** START Passage **

A lot of the hurt was revisited, but also the growing young love. The diaries ended the summer before I was married. Since we seemed to share so well, the diaries seemed redundant.

I was shocked at the college boyfriends I had forgotten and the apocryphal stories I remembered incorrectly. It was Roger, not Dave, who told me about JFK being shot as I walked to sixth period. Upon my fiancé asking my father to marry me, my father didn't say, "What took you so long?" It was, "That was my plan all along."

Why didn't I record the last names of several boyfriends, including Michael, the Englishman I dated in grad school? I could stalk him on the Internet and see where he is now, though Facebook photos of other former boyfriends show them white-haired and balding.

I was surprised I had forgotten a molestation of a family member that I had only wondered about in later years. My diary does not record if my parents were told or this older boyfriend of a neighbor was ever confronted. My days revealed a lot of stress with ongoing pressures of school but also fun activities (plays, band) and achievements (editor of a WVU yearbook). I admit I did tear out some pages that read like a bad romance novel.

** END Passage **
** START Entries supplied **

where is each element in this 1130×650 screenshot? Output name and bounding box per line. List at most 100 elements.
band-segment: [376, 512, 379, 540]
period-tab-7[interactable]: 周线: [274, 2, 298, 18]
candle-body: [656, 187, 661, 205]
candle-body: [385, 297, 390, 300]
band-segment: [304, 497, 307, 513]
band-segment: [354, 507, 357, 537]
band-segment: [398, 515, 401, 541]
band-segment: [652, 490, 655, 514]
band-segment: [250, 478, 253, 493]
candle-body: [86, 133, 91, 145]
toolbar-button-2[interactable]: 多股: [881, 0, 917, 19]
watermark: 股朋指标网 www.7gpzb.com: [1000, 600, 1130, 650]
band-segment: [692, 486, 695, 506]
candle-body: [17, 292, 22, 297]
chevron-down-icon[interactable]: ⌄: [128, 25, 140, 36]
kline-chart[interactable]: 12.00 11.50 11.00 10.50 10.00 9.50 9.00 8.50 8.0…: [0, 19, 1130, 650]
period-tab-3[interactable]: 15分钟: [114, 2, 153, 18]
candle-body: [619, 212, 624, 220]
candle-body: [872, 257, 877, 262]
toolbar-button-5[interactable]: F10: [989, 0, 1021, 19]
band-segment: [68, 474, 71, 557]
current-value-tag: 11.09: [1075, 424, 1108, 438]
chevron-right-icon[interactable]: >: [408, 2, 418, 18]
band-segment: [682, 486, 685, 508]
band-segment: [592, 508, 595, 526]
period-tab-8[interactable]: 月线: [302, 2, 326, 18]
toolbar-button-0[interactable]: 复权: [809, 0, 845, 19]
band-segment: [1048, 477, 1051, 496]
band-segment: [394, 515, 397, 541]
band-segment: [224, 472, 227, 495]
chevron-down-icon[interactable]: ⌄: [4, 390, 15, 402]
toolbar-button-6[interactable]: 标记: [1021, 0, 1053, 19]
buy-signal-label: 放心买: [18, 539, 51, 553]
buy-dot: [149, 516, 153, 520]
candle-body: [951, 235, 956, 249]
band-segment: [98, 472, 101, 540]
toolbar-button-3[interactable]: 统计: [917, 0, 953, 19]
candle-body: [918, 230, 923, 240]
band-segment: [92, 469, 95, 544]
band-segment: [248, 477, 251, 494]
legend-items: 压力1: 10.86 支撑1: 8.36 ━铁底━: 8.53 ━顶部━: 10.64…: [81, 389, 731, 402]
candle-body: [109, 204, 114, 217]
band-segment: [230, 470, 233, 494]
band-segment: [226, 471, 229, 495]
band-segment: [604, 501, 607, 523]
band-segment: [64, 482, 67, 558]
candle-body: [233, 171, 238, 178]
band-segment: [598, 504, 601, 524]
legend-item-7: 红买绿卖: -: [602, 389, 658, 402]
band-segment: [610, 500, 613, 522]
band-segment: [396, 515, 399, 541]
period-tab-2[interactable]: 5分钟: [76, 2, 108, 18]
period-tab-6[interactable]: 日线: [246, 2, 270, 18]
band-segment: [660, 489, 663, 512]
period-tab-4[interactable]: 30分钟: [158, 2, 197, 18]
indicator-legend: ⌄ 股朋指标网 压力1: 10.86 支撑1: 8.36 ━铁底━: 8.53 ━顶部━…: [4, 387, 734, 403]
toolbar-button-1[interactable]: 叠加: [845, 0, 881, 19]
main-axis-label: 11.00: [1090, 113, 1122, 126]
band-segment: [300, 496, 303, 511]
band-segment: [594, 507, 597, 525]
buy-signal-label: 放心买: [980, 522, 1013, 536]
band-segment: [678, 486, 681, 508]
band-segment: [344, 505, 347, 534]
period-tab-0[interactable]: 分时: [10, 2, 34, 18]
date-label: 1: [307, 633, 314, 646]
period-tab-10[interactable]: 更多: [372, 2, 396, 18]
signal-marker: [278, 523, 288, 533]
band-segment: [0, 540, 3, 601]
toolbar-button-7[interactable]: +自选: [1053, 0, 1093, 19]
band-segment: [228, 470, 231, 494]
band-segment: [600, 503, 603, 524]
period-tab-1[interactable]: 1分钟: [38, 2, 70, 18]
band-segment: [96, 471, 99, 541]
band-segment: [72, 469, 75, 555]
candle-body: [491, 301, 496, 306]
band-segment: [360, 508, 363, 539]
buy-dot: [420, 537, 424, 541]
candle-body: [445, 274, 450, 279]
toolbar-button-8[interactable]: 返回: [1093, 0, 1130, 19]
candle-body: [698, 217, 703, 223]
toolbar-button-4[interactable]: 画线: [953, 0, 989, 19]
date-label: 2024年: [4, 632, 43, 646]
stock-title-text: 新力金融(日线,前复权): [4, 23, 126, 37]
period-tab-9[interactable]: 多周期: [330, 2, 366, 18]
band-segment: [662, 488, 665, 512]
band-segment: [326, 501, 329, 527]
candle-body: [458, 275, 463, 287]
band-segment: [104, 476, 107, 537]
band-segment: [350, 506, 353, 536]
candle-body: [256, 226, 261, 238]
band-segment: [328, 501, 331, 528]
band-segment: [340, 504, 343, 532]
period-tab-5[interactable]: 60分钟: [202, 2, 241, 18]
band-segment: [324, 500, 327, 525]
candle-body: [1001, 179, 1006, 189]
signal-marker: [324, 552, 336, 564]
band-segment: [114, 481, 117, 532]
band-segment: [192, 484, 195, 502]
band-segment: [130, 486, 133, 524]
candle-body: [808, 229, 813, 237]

** END Entries supplied **

**Requests:**
**A)** According to the passage about rereading old diaries, who actually told the writer that JFK had been shot?
**B)** In the passage about rereading old diaries, what fun activities and achievements do the diaries record alongside the pressures of school?
**C)** Carry on the essay about rereading old diaries from where it stops.

**Response list:**
**A)** Roger, not Dave, told the writer about it.

**B)** Plays, band, and being editor of a WVU yearbook.

**C)**
There is value in diaries and letters. The diaries of my mom's missionary years in the West Virginia coalfields during the Great Depression I donated to the State Museum. Her letters to her parents during her college years captured life in the 1920s so well that the college library was glad to receive them this summer.

What did I discover rereading these? I skipped class more than I remembered. I was glad I wrote such detail of events and feelings. I was fascinated reading of my very own past. For a few days, I again mourned a college boyfriend who died a few years ago. I was able to relive a younger me and my family, like that scene from "Our Town."